▶ Data lines
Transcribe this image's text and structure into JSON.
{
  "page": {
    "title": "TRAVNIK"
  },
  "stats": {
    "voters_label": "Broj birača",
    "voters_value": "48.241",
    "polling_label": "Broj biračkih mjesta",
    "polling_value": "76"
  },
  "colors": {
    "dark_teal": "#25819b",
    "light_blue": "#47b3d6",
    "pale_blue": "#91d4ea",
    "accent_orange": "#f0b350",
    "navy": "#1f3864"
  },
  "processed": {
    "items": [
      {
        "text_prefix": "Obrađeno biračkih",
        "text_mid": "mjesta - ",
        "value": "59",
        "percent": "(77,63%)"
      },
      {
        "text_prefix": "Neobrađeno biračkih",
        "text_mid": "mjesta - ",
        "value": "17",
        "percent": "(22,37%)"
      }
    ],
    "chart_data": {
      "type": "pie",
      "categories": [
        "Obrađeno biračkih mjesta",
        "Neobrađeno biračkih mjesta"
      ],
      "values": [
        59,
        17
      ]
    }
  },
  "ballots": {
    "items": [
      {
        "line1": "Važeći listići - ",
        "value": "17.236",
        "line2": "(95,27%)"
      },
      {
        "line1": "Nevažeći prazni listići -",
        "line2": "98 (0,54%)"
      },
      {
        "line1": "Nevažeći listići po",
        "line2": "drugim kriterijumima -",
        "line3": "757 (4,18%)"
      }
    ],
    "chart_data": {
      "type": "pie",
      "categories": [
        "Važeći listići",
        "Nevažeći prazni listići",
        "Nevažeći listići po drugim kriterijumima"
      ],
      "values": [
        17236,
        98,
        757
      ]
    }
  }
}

▶ The exercise
All of the entries must be quoted exactly; please include each one.

▶ Result for this task
Transcribe this image's text and structure into JSON.
{
  "page": {
    "title": "TRAVNIK"
  },
  "stats": {
    "voters_label": "Broj birača",
    "voters_value": "48.241",
    "polling_label": "Broj biračkih mjesta",
    "polling_value": "76"
  },
  "colors": {
    "dark_teal": "#25819b",
    "light_blue": "#47b3d6",
    "pale_blue": "#91d4ea",
    "accent_orange": "#f0b350",
    "navy": "#1f3864"
  },
  "processed": {
    "items": [
      {
        "text_prefix": "Obrađeno biračkih",
        "text_mid": "mjesta - ",
        "value": "59",
        "percent": "(77,63%)"
      },
      {
        "text_prefix": "Neobrađeno biračkih",
        "text_mid": "mjesta - ",
        "value": "17",
        "percent": "(22,37%)"
      }
    ],
    "chart_data": {
      "type": "pie",
      "categories": [
        "Obrađeno biračkih mjesta",
        "Neobrađeno biračkih mjesta"
      ],
      "values": [
        59,
        17
      ]
    }
  },
  "ballots": {
    "items": [
      {
        "line1": "Važeći listići - ",
        "value": "17.236",
        "line2": "(95,27%)"
      },
      {
        "line1": "Nevažeći prazni listići -",
        "line2": "98 (0,54%)"
      },
      {
        "line1": "Nevažeći listići po",
        "line2": "drugim kriterijumima -",
        "line3": "757 (4,18%)"
      }
    ],
    "chart_data": {
      "type": "pie",
      "categories": [
        "Važeći listići",
        "Nevažeći prazni listići",
        "Nevažeći listići po drugim kriterijumima"
      ],
      "values": [
        17236,
        98,
        757
      ]
    }
  }
}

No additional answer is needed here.